### [RECORDED DATA]
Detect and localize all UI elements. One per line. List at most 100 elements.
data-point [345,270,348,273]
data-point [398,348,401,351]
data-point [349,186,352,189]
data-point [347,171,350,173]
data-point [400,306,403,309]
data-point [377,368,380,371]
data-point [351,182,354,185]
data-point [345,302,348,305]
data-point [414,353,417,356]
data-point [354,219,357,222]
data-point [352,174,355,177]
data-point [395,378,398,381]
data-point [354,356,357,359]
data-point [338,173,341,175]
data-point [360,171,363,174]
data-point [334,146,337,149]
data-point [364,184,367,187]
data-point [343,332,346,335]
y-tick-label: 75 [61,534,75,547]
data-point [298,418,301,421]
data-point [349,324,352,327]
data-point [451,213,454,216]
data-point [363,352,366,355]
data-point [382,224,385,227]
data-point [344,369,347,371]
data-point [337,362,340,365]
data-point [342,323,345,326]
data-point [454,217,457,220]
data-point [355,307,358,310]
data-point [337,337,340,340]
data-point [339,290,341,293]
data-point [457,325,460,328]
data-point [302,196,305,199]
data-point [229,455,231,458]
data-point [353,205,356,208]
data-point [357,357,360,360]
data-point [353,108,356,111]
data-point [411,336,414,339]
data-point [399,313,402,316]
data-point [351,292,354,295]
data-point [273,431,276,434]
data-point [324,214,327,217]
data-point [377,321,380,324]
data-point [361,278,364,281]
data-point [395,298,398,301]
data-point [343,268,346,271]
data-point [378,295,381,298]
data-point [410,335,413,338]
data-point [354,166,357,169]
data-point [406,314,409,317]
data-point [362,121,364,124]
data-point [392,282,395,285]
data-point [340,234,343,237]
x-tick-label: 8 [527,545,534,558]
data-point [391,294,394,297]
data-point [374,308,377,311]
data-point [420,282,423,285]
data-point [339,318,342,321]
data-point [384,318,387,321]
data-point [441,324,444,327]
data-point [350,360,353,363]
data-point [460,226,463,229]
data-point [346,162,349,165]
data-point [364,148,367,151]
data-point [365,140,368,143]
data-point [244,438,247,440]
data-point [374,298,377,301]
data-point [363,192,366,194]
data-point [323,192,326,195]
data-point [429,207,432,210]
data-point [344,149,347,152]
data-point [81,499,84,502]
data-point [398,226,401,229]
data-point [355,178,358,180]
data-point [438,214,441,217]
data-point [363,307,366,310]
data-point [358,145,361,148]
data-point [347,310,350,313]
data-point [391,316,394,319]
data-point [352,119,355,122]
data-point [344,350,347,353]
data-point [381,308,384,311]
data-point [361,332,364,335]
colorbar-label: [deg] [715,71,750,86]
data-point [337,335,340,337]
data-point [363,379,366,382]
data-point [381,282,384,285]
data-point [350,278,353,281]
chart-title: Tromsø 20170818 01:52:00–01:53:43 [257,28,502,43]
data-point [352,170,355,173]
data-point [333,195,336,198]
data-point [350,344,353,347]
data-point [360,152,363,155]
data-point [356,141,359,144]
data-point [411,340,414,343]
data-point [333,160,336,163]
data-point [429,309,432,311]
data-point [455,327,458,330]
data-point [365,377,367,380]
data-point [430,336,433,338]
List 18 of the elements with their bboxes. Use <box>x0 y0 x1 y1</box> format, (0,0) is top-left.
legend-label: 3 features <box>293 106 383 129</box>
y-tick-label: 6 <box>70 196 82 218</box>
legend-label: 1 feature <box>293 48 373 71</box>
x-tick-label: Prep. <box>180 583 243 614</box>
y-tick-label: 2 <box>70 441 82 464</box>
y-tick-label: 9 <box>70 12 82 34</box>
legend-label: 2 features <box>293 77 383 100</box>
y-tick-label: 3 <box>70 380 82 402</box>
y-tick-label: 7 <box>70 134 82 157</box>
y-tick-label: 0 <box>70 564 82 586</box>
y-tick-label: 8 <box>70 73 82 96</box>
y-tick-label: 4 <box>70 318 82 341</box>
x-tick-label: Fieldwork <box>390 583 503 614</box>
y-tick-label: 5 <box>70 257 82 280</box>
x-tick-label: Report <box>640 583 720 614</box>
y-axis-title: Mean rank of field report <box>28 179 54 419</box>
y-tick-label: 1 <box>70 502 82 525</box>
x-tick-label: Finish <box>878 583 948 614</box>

### [GOAL]
Can you extract the lines above verbatim, starting at the very first line and ending at the line that contains "data-point [334,146,337,149]", with both of those lines included?

### [SOLUTION TO THIS EXERCISE]
Detect and localize all UI elements. One per line. List at most 100 elements.
data-point [345,270,348,273]
data-point [398,348,401,351]
data-point [349,186,352,189]
data-point [347,171,350,173]
data-point [400,306,403,309]
data-point [377,368,380,371]
data-point [351,182,354,185]
data-point [345,302,348,305]
data-point [414,353,417,356]
data-point [354,219,357,222]
data-point [352,174,355,177]
data-point [395,378,398,381]
data-point [354,356,357,359]
data-point [338,173,341,175]
data-point [360,171,363,174]
data-point [334,146,337,149]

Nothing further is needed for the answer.